Stated problem: Copy every line from the material below that holds "this".

Information shown:
--- BEGIN ---
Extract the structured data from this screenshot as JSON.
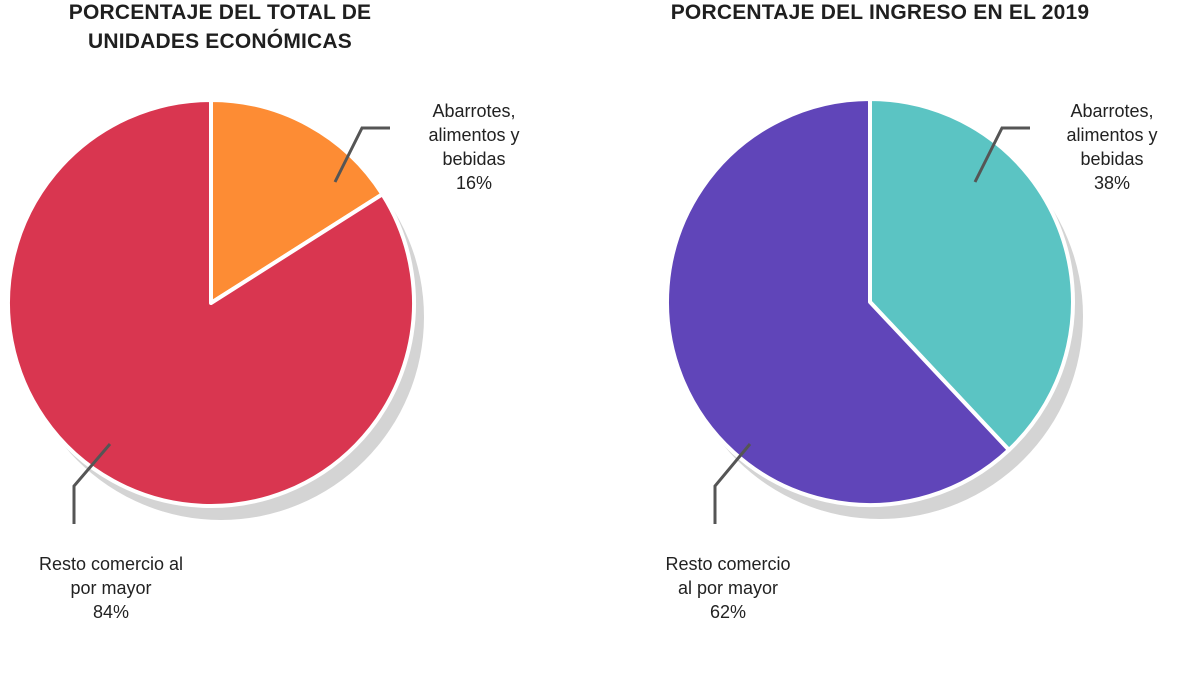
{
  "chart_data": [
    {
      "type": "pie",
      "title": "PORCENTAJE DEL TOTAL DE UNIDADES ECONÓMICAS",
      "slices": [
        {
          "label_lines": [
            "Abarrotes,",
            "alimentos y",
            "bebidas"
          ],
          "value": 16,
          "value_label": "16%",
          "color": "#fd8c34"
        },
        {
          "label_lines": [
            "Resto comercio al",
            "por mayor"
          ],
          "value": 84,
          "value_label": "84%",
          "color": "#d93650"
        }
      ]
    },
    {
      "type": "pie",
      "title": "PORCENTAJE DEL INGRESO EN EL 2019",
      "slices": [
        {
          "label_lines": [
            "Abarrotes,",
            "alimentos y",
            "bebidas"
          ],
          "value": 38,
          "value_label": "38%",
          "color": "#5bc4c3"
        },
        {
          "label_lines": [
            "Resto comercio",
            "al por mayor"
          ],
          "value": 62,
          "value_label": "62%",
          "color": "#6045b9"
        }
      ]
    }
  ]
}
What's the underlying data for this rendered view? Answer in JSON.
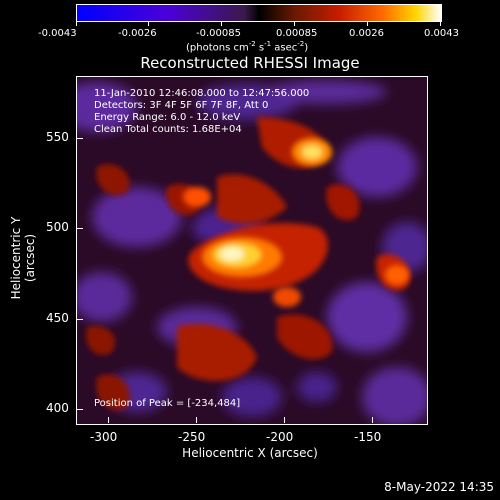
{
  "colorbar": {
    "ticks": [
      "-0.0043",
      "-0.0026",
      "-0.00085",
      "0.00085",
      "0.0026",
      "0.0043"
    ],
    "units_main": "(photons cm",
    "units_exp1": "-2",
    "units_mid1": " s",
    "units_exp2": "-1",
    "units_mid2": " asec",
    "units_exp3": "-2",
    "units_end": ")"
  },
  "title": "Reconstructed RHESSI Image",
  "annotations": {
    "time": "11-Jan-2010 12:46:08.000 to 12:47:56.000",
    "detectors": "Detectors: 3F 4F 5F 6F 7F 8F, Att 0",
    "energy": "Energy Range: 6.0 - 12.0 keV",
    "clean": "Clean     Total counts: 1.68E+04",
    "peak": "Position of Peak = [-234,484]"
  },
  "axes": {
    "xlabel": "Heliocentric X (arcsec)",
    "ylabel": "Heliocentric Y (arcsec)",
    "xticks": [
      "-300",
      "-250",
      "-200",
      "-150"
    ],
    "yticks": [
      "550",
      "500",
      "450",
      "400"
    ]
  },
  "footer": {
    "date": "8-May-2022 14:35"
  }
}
--- END ---
Task solution:
Extract the structured data from this screenshot as JSON.
What's the underlying data for this rendered view? Answer in JSON.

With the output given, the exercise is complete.